→ GIVEN ENTRIES
* * * * * * * * *

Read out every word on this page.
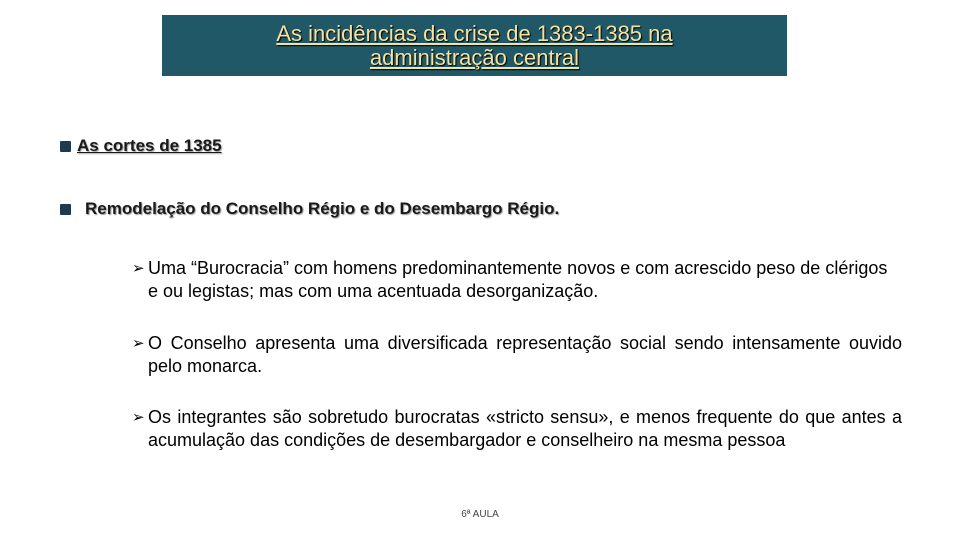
As incidências da crise de 1383-1385 na
administração central
As cortes de 1385
Remodelação do Conselho Régio e do Desembargo Régio.
➢ Uma “Burocracia” com homens predominantemente novos e com acrescido peso de clérigos e ou legistas; mas com uma acentuada desorganização.
➢ O Conselho apresenta uma diversificada representação social sendo intensamente ouvido pelo monarca.
➢ Os integrantes são sobretudo burocratas «stricto sensu», e menos frequente do que antes a acumulação das condições de desembargador e conselheiro na mesma pessoa
6ª AULA
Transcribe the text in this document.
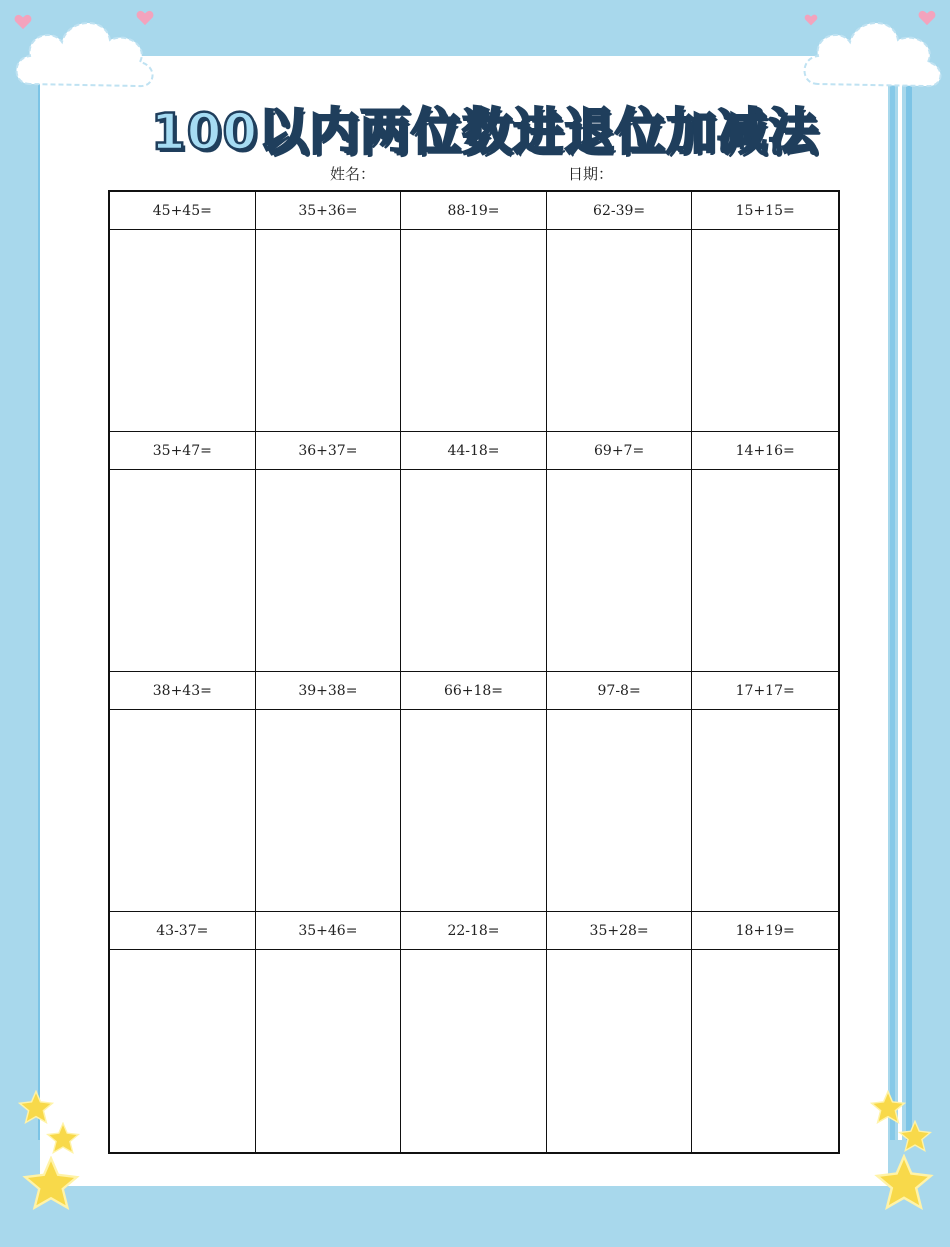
100以内两位数进退位加减法
姓名：	日期：
45+45=	35+36=	88-19=	62-39=	15+15=
35+47=	36+37=	44-18=	69+7=	14+16=
38+43=	39+38=	66+18=	97-8=	17+17=
43-37=	35+46=	22-18=	35+28=	18+19=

* * * * * * * * *

→ WHAT NEEDS TO BE DONE
Every line holding "this" should be copied out.

→ FULL SOLUTION
Read out every word on this page.
Transcribe the text in this document.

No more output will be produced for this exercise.